╭─ Given data

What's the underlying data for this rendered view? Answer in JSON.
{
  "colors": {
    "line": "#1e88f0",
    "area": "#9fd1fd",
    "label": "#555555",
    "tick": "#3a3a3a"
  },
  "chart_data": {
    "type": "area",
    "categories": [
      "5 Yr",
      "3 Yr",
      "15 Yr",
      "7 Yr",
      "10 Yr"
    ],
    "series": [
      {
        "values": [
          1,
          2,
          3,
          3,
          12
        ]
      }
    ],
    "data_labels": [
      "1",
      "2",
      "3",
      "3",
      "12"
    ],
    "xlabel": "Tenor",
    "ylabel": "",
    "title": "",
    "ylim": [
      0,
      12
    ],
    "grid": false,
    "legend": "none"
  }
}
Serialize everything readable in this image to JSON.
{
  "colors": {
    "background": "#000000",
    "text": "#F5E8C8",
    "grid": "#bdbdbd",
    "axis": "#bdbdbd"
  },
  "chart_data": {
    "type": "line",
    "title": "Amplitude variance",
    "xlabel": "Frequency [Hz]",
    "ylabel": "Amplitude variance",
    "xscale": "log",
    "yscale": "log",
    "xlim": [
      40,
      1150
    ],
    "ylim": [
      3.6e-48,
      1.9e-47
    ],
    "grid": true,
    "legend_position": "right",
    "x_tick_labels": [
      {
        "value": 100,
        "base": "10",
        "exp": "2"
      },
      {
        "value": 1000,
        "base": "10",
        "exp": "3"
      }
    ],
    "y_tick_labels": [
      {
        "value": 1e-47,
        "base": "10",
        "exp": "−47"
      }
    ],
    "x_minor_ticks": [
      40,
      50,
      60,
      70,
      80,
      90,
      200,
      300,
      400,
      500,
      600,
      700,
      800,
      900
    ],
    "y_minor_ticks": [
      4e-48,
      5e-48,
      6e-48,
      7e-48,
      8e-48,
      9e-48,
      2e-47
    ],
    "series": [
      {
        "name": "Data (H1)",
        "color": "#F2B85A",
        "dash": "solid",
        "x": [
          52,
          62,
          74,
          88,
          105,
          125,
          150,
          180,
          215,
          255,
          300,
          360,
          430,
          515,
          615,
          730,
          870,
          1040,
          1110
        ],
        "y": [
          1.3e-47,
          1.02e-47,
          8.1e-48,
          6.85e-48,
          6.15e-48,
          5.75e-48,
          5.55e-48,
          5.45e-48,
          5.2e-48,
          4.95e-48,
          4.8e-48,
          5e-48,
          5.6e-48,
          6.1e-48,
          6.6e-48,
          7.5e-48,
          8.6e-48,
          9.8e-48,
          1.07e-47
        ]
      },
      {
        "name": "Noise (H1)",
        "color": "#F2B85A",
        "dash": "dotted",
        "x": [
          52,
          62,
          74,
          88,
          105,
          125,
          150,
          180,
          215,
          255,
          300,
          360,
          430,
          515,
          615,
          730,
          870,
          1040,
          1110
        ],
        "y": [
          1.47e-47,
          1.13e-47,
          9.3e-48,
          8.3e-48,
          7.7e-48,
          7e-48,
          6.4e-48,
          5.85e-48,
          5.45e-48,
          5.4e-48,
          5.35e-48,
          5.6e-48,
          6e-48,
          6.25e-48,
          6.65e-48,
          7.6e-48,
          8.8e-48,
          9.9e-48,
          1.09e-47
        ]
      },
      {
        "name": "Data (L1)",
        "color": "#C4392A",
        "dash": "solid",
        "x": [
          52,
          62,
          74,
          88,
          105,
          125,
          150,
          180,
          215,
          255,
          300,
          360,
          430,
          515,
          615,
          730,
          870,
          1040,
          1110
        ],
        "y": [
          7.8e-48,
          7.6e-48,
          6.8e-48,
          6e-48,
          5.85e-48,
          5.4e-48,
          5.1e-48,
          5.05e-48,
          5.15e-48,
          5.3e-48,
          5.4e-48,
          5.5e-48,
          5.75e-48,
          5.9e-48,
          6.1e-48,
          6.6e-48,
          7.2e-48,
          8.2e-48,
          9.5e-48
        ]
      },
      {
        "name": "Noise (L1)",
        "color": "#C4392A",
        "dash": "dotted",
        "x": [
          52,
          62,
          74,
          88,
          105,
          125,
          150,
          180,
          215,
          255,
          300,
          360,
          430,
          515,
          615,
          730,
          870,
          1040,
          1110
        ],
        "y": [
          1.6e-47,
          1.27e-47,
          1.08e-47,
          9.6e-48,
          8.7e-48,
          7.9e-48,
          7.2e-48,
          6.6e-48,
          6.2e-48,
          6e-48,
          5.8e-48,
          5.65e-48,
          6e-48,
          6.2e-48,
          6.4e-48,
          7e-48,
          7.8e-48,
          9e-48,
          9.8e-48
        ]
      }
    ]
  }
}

╰─

• **What is needed**
Reproduce each line from the records that contains the word "this".

• **Reply to the task**
What's the underlying data for this rendered view? Answer in JSON.
Serialize everything readable in this image to JSON.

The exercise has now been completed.